## [WORK REQUIRED]
Where does the string "icon" appear? Copy every line of the entries below that holds it.

Dataset items
○ ○ ○ ○ ○ ○ ○

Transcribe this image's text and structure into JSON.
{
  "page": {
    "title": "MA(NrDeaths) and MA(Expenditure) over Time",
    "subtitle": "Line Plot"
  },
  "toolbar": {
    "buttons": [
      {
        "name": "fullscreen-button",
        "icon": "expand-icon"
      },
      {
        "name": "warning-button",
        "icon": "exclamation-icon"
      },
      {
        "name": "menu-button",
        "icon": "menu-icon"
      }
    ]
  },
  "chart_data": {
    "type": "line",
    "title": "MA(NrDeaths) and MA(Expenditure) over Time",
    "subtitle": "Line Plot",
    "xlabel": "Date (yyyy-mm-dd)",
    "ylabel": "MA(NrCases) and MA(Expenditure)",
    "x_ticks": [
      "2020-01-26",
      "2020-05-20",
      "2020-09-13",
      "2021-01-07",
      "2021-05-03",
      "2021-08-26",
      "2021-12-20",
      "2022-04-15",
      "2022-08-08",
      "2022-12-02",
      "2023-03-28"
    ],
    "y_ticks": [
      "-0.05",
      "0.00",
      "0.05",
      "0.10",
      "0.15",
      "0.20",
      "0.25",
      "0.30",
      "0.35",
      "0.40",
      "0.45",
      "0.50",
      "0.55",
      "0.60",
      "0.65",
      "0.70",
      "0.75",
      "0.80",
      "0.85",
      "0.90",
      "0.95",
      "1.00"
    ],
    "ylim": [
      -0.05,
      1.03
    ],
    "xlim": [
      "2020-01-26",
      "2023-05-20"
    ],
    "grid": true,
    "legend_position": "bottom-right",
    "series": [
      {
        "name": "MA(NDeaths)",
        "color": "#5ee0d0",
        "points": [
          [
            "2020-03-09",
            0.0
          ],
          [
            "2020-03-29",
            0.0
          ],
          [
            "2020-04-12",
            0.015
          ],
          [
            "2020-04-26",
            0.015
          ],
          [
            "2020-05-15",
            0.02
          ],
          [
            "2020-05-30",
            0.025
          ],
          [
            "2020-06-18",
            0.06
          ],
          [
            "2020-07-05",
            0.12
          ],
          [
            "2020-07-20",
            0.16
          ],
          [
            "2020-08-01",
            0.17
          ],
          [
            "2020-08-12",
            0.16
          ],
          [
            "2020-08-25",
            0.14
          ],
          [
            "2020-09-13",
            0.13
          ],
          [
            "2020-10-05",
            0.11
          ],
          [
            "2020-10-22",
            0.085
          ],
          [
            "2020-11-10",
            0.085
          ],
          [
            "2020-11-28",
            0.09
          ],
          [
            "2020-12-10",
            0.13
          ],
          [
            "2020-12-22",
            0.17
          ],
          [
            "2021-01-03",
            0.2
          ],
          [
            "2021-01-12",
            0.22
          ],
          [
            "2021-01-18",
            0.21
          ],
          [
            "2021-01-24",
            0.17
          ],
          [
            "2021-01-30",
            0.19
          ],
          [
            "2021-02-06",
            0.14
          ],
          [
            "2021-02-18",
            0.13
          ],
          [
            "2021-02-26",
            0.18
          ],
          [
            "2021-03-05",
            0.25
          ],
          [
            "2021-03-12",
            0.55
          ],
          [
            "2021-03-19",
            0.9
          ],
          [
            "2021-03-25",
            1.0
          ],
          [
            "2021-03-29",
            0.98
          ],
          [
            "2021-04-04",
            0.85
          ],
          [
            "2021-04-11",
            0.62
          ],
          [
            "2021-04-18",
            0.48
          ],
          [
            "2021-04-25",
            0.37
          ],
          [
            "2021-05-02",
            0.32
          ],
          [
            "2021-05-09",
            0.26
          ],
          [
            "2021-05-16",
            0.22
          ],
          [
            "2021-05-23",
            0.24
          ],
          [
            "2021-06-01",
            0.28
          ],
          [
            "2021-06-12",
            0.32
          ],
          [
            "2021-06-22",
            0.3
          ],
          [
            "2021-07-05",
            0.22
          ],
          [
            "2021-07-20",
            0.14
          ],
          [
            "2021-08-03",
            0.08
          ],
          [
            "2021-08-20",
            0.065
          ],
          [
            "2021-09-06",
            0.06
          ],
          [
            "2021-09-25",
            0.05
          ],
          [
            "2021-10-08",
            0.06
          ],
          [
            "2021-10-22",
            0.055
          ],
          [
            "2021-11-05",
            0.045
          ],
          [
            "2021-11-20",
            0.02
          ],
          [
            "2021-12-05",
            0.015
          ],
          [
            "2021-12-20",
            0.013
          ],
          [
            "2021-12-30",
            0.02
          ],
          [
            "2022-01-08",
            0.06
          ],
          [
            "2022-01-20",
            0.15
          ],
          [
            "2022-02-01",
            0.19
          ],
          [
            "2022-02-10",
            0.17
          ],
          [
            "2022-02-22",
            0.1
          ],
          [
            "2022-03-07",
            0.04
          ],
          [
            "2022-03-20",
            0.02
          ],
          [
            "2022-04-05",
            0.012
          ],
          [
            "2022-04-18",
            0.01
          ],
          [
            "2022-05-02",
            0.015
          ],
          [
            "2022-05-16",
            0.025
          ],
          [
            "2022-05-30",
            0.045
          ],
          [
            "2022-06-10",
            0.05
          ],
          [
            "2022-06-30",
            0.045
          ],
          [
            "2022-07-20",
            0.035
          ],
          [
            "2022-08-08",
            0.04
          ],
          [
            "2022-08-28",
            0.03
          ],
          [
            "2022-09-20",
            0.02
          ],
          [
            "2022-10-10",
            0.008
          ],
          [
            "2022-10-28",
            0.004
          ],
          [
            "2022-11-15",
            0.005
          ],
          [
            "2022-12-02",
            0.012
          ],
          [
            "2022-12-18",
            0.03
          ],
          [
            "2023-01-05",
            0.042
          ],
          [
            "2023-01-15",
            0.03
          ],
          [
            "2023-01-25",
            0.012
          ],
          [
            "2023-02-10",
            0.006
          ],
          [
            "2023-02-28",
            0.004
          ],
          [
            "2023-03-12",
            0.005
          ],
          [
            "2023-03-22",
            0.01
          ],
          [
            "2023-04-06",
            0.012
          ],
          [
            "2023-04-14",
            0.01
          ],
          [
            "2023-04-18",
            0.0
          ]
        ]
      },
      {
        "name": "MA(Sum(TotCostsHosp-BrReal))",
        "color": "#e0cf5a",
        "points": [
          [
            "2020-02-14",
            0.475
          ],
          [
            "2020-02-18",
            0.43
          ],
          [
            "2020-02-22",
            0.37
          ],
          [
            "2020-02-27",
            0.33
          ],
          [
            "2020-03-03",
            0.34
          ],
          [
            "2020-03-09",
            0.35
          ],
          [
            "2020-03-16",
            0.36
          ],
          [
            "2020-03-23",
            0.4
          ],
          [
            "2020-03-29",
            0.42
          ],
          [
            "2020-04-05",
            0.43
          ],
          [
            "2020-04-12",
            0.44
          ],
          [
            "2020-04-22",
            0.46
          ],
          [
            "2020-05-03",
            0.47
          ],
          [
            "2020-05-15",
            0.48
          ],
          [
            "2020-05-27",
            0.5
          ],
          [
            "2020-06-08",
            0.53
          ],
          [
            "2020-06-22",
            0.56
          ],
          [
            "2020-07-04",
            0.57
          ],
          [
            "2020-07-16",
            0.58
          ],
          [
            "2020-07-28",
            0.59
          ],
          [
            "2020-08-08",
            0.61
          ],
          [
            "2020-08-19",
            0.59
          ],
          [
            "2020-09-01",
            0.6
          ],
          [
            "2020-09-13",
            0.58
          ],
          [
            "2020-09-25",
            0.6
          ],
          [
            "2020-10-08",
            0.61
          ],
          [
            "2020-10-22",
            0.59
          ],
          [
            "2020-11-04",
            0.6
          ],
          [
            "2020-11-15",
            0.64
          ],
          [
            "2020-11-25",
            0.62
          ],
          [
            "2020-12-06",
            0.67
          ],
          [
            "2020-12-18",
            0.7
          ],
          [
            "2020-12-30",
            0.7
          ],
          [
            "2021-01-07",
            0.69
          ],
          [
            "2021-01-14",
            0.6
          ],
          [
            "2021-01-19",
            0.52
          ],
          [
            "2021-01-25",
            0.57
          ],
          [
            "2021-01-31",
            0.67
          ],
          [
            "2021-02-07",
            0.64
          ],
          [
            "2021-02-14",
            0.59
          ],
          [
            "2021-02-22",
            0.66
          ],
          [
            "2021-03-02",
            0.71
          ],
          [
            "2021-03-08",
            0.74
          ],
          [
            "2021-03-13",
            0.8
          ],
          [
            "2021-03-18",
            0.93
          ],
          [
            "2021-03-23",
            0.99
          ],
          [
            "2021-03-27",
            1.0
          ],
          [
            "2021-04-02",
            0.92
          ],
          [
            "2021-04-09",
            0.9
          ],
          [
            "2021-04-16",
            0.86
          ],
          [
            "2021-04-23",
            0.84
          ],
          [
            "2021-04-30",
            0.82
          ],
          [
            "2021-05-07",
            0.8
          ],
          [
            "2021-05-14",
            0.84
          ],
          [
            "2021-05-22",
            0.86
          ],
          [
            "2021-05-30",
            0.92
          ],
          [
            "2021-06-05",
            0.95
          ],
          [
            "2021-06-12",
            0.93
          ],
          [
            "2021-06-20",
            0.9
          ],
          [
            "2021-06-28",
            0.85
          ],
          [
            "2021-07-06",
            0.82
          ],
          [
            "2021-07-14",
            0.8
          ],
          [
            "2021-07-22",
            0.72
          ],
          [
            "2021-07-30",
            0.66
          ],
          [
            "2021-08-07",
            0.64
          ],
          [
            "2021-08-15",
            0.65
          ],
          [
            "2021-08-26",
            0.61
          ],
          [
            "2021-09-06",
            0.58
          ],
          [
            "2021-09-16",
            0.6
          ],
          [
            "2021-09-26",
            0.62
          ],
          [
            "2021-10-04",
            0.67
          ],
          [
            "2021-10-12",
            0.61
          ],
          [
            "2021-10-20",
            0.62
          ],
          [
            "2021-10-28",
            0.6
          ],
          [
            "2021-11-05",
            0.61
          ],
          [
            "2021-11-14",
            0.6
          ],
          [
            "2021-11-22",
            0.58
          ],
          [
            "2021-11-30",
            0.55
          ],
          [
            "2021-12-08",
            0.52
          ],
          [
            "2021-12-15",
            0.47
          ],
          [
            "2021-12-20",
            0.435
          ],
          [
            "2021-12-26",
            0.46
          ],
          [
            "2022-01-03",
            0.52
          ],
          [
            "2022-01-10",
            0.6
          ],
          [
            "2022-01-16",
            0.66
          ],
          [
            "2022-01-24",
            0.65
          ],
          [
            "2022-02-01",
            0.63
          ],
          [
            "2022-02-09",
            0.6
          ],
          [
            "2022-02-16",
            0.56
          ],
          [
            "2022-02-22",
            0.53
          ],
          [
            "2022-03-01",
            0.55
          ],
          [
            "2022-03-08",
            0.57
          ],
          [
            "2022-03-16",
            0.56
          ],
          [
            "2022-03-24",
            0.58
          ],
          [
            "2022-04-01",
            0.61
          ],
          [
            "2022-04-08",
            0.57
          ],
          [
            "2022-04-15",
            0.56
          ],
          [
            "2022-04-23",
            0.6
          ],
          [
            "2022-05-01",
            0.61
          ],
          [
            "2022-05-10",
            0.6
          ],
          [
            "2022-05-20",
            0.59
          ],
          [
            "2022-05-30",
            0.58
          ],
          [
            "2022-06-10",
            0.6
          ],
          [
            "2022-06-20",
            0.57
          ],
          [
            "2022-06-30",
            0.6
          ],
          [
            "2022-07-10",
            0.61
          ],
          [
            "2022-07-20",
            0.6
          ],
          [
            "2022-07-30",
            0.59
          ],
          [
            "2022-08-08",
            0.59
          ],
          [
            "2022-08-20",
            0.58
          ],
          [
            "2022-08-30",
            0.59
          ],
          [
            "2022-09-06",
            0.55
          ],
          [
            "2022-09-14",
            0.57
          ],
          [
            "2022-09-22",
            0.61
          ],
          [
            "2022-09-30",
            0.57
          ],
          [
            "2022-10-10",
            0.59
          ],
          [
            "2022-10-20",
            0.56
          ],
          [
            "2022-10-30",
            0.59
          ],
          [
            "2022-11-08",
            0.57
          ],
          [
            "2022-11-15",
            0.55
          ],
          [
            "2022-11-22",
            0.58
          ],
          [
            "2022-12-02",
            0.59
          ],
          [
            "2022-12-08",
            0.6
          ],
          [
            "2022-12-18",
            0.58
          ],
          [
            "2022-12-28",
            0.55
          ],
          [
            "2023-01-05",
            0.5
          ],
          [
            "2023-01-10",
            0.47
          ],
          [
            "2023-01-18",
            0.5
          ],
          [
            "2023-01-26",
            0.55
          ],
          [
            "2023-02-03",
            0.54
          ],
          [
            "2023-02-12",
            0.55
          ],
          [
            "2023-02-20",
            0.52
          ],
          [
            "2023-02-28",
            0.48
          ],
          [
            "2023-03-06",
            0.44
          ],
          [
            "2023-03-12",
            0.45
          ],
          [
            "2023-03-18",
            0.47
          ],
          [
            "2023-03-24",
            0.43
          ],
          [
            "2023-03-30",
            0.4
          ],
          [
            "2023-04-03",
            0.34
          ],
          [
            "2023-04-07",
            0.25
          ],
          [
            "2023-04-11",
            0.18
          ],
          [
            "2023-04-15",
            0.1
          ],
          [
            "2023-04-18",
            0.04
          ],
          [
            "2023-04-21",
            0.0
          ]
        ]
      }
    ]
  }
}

○ ○ ○ ○ ○ ○ ○

## [SOLUTION BELOW]
        "icon": "expand-icon"
        "icon": "exclamation-icon"
        "icon": "menu-icon"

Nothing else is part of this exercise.